- _TASK TO CARRY OUT_: Transcribe the data in full and exactly, omitting any pictures.

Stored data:

□ □ □ □ □

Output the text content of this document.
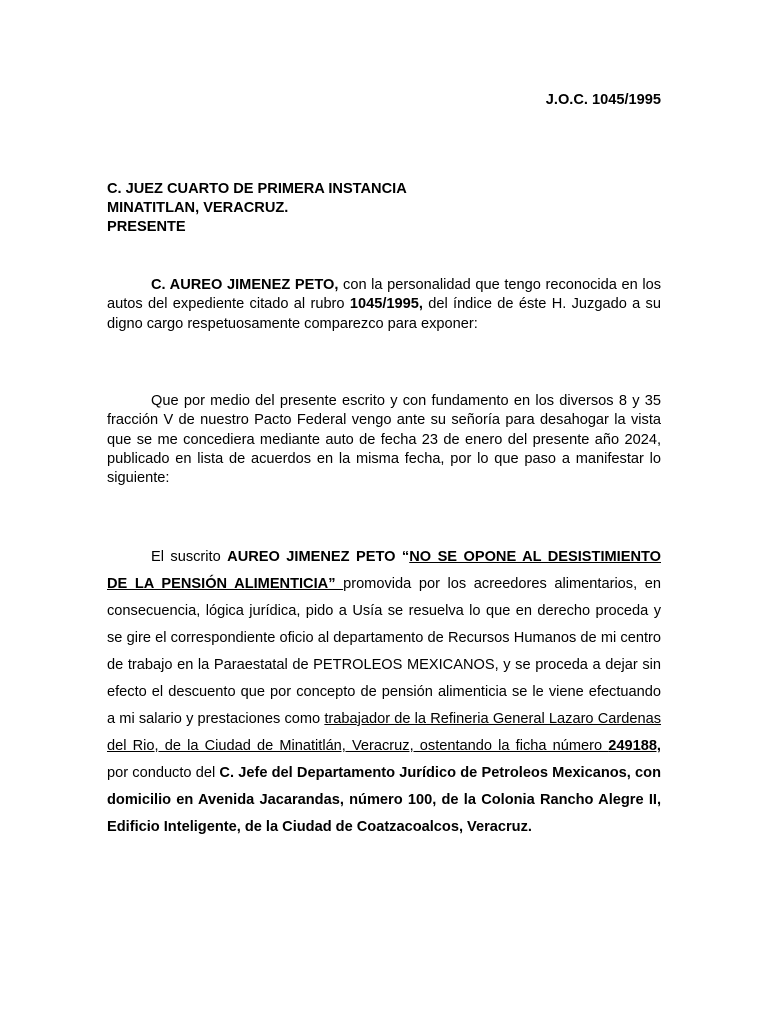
J.O.C. 1045/1995
C. JUEZ CUARTO DE PRIMERA INSTANCIA
MINATITLAN, VERACRUZ.
PRESENTE
C. AUREO JIMENEZ PETO, con la personalidad que tengo reconocida en los autos del expediente citado al rubro 1045/1995, del índice de éste H. Juzgado a su digno cargo respetuosamente comparezco para exponer:
Que por medio del presente escrito y con fundamento en los diversos 8 y 35 fracción V de nuestro Pacto Federal vengo ante su señoría para desahogar la vista que se me concediera mediante auto de fecha 23 de enero del presente año 2024, publicado en lista de acuerdos en la misma fecha, por lo que paso a manifestar lo siguiente:
El suscrito AUREO JIMENEZ PETO “NO SE OPONE AL DESISTIMIENTO DE LA PENSIÓN ALIMENTICIA” promovida por los acreedores alimentarios, en consecuencia, lógica jurídica, pido a Usía se resuelva lo que en derecho proceda y se gire el correspondiente oficio al departamento de Recursos Humanos de mi centro de trabajo en la Paraestatal de PETROLEOS MEXICANOS, y se proceda a dejar sin efecto el descuento que por concepto de pensión alimenticia se le viene efectuando a mi salario y prestaciones como trabajador de la Refineria General Lazaro Cardenas del Rio, de la Ciudad de Minatitlán, Veracruz, ostentando la ficha número 249188, por conducto del C. Jefe del Departamento Jurídico de Petroleos Mexicanos, con domicilio en Avenida Jacarandas, número 100, de la Colonia Rancho Alegre II, Edificio Inteligente, de la Ciudad de Coatzacoalcos, Veracruz.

□ □ □ □ □

- _FULL OUTPUT_:
Output the text content of this document.
J.O.C. 1045/1995
C. JUEZ CUARTO DE PRIMERA INSTANCIA
MINATITLAN, VERACRUZ.
PRESENTE
C. AUREO JIMENEZ PETO, con la personalidad que tengo reconocida en los autos del expediente citado al rubro 1045/1995, del índice de éste H. Juzgado a su digno cargo respetuosamente comparezco para exponer:
Que por medio del presente escrito y con fundamento en los diversos 8 y 35 fracción V de nuestro Pacto Federal vengo ante su señoría para desahogar la vista que se me concediera mediante auto de fecha 23 de enero del presente año 2024, publicado en lista de acuerdos en la misma fecha, por lo que paso a manifestar lo siguiente:
El suscrito AUREO JIMENEZ PETO “NO SE OPONE AL DESISTIMIENTO DE LA PENSIÓN ALIMENTICIA” promovida por los acreedores alimentarios, en consecuencia, lógica jurídica, pido a Usía se resuelva lo que en derecho proceda y se gire el correspondiente oficio al departamento de Recursos Humanos de mi centro de trabajo en la Paraestatal de PETROLEOS MEXICANOS, y se proceda a dejar sin efecto el descuento que por concepto de pensión alimenticia se le viene efectuando a mi salario y prestaciones como trabajador de la Refineria General Lazaro Cardenas del Rio, de la Ciudad de Minatitlán, Veracruz, ostentando la ficha número 249188, por conducto del C. Jefe del Departamento Jurídico de Petroleos Mexicanos, con domicilio en Avenida Jacarandas, número 100, de la Colonia Rancho Alegre II, Edificio Inteligente, de la Ciudad de Coatzacoalcos, Veracruz.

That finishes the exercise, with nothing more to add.